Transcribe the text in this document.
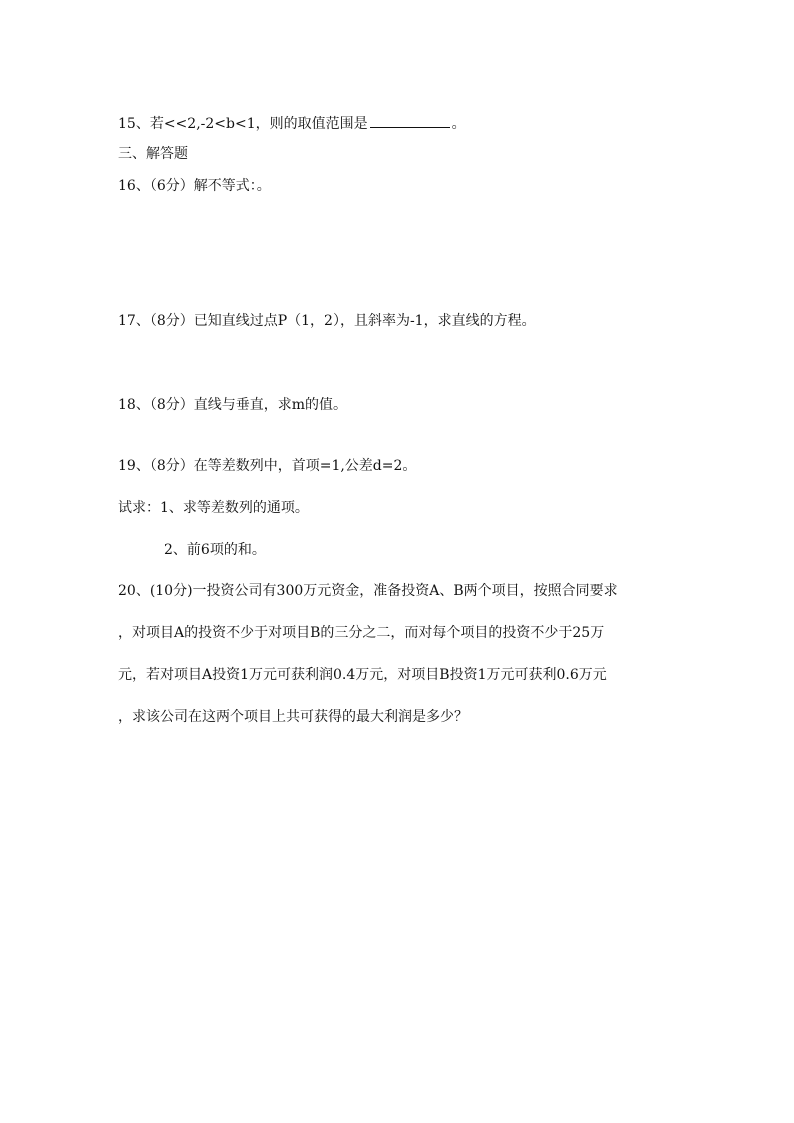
15、若<<2,-2<b<1，则的取值范围是	。
三、解答题
16、（6分）解不等式：。
17、（8分）已知直线过点P（1，2），且斜率为-1，求直线的方程。
18、（8分）直线与垂直，求m的值。
19、（8分）在等差数列中，首项=1,公差d=2。
试求：1、求等差数列的通项。
2、前6项的和。
20、(10分)一投资公司有300万元资金，准备投资A、B两个项目，按照合同要求
，对项目A的投资不少于对项目B的三分之二，而对每个项目的投资不少于25万
元，若对项目A投资1万元可获利润0.4万元，对项目B投资1万元可获利0.6万元
，求该公司在这两个项目上共可获得的最大利润是多少？
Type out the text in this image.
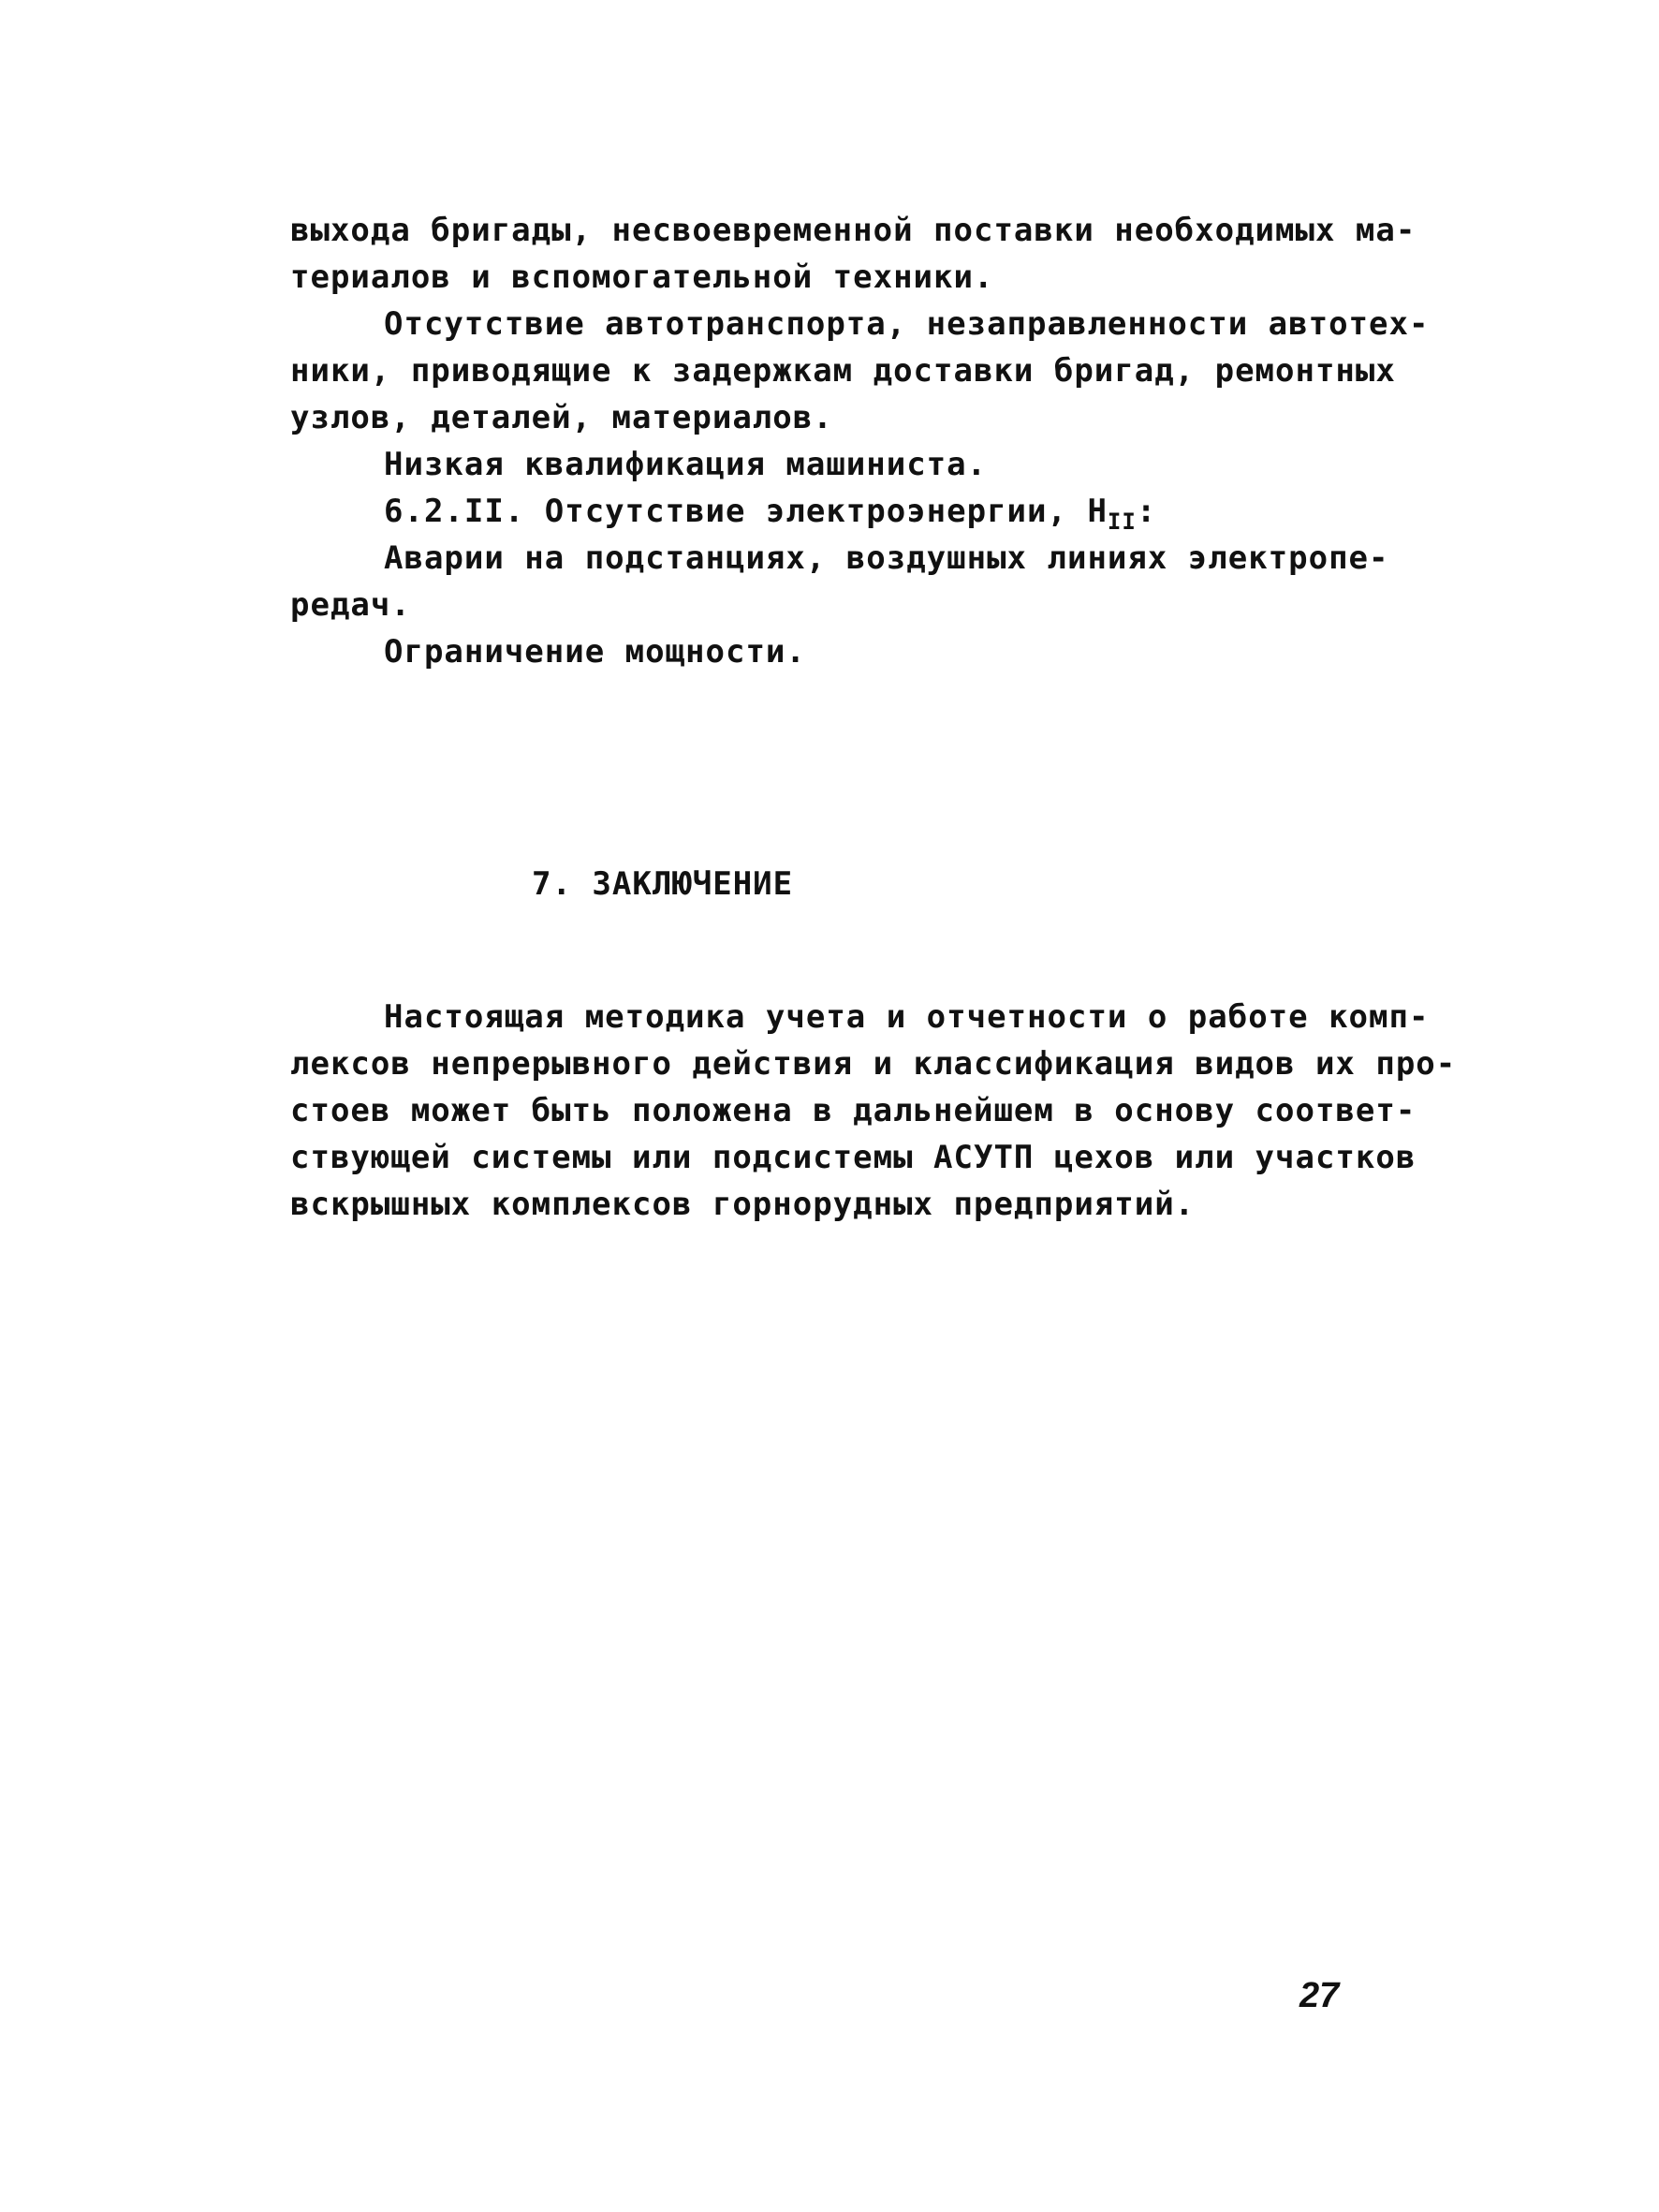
выхода бригады, несвоевременной поставки необходимых ма-
териалов и вспомогательной техники.
Отсутствие автотранспорта, незаправленности автотех-
ники, приводящие к задержкам доставки бригад, ремонтных
узлов, деталей, материалов.
Низкая квалификация машиниста.
6.2.II. Отсутствие электроэнергии, $Н_{II}$:
Аварии на подстанциях, воздушных линиях электропе-
редач.
Ограничение мощности.
7. ЗАКЛЮЧЕНИЕ
Настоящая методика учета и отчетности о работе комп-
лексов непрерывного действия и классификация видов их про-
стоев может быть положена в дальнейшем в основу соответ-
ствующей системы или подсистемы АСУТП цехов или участков
вскрышных комплексов горнорудных предприятий.
27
════
● **PROMPT**: Your task is to repeat the data above exactly while excluding the pictures.

● **TASK RESPONSE**:
Transcribe the text in this document.
15、若<<2,-2<b<1，则的取值范围是	。
三、解答题
16、（6分）解不等式：。
17、（8分）已知直线过点P（1，2），且斜率为-1，求直线的方程。
18、（8分）直线与垂直，求m的值。
19、（8分）在等差数列中，首项=1,公差d=2。
试求：1、求等差数列的通项。
2、前6项的和。
20、(10分)一投资公司有300万元资金，准备投资A、B两个项目，按照合同要求
，对项目A的投资不少于对项目B的三分之二，而对每个项目的投资不少于25万
元，若对项目A投资1万元可获利润0.4万元，对项目B投资1万元可获利0.6万元
，求该公司在这两个项目上共可获得的最大利润是多少？
Type out the text in this image.
выхода бригады, несвоевременной поставки необходимых ма-
териалов и вспомогательной техники.
Отсутствие автотранспорта, незаправленности автотех-
ники, приводящие к задержкам доставки бригад, ремонтных
узлов, деталей, материалов.
Низкая квалификация машиниста.
6.2.II. Отсутствие электроэнергии, $Н_{II}$:
Аварии на подстанциях, воздушных линиях электропе-
редач.
Ограничение мощности.
7. ЗАКЛЮЧЕНИЕ
Настоящая методика учета и отчетности о работе комп-
лексов непрерывного действия и классификация видов их про-
стоев может быть положена в дальнейшем в основу соответ-
ствующей системы или подсистемы АСУТП цехов или участков
вскрышных комплексов горнорудных предприятий.
27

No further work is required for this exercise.